_YOUR INSTRUCTIONS:_ Lines that hold the word "Клубный" should be located and copied.

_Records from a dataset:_
----

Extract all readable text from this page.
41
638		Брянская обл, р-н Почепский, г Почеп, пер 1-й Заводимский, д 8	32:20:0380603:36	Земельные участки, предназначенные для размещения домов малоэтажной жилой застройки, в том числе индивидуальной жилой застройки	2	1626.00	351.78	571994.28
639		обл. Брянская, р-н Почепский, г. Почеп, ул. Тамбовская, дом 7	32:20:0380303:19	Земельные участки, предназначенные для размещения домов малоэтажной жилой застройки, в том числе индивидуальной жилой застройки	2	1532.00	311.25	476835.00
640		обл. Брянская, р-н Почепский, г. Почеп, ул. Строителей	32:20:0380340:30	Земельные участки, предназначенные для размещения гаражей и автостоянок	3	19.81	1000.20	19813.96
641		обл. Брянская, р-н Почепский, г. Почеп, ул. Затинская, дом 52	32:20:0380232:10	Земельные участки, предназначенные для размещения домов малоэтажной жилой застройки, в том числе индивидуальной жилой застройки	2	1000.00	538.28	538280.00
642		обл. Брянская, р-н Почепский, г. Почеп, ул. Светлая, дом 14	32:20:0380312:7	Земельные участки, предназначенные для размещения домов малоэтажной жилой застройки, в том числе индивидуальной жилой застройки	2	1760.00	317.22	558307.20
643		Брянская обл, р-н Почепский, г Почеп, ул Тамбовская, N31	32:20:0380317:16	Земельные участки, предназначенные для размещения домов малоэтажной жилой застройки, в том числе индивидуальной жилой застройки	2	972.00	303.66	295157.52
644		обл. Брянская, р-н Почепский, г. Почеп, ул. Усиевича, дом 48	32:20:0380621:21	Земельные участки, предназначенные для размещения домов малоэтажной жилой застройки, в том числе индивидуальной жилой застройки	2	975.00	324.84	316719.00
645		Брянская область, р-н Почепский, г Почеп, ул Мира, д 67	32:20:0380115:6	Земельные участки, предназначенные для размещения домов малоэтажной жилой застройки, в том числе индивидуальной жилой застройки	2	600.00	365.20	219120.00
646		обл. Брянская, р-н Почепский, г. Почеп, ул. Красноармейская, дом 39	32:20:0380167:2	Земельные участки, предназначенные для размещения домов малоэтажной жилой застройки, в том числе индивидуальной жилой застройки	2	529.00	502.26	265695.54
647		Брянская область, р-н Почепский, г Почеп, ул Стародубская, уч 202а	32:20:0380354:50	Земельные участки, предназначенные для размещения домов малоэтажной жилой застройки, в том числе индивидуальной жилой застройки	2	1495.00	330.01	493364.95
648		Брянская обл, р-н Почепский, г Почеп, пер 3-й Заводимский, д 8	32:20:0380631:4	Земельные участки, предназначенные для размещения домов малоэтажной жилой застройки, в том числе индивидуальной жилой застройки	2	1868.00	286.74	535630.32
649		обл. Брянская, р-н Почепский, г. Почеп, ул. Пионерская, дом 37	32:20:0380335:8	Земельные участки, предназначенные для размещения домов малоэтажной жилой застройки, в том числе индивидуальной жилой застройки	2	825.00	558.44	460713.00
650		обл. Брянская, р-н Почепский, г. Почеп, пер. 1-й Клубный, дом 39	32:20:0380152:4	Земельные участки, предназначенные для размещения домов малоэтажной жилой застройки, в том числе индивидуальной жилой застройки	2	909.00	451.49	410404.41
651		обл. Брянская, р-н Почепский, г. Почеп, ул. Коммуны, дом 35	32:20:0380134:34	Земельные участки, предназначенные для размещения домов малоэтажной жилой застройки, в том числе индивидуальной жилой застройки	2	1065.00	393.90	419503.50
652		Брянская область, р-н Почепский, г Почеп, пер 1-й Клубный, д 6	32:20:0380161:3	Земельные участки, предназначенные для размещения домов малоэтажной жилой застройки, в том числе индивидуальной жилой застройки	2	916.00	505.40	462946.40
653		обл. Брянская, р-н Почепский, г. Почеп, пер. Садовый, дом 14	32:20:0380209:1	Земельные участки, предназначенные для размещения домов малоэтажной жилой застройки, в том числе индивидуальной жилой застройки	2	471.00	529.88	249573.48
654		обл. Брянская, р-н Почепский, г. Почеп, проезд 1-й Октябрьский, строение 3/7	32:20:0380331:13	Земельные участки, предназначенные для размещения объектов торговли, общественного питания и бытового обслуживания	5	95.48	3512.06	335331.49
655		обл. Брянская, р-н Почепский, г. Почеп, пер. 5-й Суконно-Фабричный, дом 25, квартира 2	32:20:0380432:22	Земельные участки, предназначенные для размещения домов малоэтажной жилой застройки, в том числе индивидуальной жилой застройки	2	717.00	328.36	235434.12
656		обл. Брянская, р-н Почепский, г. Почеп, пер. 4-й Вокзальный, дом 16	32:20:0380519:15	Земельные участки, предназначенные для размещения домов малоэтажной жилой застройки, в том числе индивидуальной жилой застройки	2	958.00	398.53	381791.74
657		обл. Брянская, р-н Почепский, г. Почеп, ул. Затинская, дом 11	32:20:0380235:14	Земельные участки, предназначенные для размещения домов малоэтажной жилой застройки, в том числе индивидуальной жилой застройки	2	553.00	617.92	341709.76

----

_THE OUTPUT:_
650		обл. Брянская, р-н Почепский, г. Почеп, пер. 1-й Клубный, дом 39	32:20:0380152:4	Земельные участки, предназначенные для размещения домов малоэтажной жилой застройки, в том числе индивидуальной жилой застройки	2	909.00	451.49	410404.41
652		Брянская область, р-н Почепский, г Почеп, пер 1-й Клубный, д 6	32:20:0380161:3	Земельные участки, предназначенные для размещения домов малоэтажной жилой застройки, в том числе индивидуальной жилой застройки	2	916.00	505.40	462946.40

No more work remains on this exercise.